### Exercise task
The records that follow need to be output exactly as they are.

### Records from a dataset
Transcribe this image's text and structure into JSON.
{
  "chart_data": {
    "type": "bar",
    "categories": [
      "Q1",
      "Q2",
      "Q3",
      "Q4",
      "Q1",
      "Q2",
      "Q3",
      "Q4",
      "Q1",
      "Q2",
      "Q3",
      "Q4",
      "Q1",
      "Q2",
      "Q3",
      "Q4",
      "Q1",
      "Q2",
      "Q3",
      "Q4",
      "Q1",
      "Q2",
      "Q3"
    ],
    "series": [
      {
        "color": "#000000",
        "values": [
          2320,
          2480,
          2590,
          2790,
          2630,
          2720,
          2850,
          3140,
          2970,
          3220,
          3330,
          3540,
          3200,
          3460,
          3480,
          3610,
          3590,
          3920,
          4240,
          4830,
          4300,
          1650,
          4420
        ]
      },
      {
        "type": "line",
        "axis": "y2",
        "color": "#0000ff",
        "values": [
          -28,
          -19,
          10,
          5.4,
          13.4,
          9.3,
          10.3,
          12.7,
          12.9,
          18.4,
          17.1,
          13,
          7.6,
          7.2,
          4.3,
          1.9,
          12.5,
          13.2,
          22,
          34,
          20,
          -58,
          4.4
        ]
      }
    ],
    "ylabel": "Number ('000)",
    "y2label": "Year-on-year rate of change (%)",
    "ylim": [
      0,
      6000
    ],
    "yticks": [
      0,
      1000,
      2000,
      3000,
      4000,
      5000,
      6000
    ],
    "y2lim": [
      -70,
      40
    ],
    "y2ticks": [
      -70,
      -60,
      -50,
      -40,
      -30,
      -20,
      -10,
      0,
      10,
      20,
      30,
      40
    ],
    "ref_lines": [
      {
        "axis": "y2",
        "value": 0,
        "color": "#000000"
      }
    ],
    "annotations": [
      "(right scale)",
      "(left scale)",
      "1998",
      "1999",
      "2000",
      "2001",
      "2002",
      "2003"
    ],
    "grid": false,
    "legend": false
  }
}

### Task response
Transcribe this image's text and structure into JSON.
{
  "chart_data": {
    "type": "bar",
    "categories": [
      "Q1",
      "Q2",
      "Q3",
      "Q4",
      "Q1",
      "Q2",
      "Q3",
      "Q4",
      "Q1",
      "Q2",
      "Q3",
      "Q4",
      "Q1",
      "Q2",
      "Q3",
      "Q4",
      "Q1",
      "Q2",
      "Q3",
      "Q4",
      "Q1",
      "Q2",
      "Q3"
    ],
    "series": [
      {
        "color": "#000000",
        "values": [
          2320,
          2480,
          2590,
          2790,
          2630,
          2720,
          2850,
          3140,
          2970,
          3220,
          3330,
          3540,
          3200,
          3460,
          3480,
          3610,
          3590,
          3920,
          4240,
          4830,
          4300,
          1650,
          4420
        ]
      },
      {
        "type": "line",
        "axis": "y2",
        "color": "#0000ff",
        "values": [
          -28,
          -19,
          10,
          5.4,
          13.4,
          9.3,
          10.3,
          12.7,
          12.9,
          18.4,
          17.1,
          13,
          7.6,
          7.2,
          4.3,
          1.9,
          12.5,
          13.2,
          22,
          34,
          20,
          -58,
          4.4
        ]
      }
    ],
    "ylabel": "Number ('000)",
    "y2label": "Year-on-year rate of change (%)",
    "ylim": [
      0,
      6000
    ],
    "yticks": [
      0,
      1000,
      2000,
      3000,
      4000,
      5000,
      6000
    ],
    "y2lim": [
      -70,
      40
    ],
    "y2ticks": [
      -70,
      -60,
      -50,
      -40,
      -30,
      -20,
      -10,
      0,
      10,
      20,
      30,
      40
    ],
    "ref_lines": [
      {
        "axis": "y2",
        "value": 0,
        "color": "#000000"
      }
    ],
    "annotations": [
      "(right scale)",
      "(left scale)",
      "1998",
      "1999",
      "2000",
      "2001",
      "2002",
      "2003"
    ],
    "grid": false,
    "legend": false
  }
}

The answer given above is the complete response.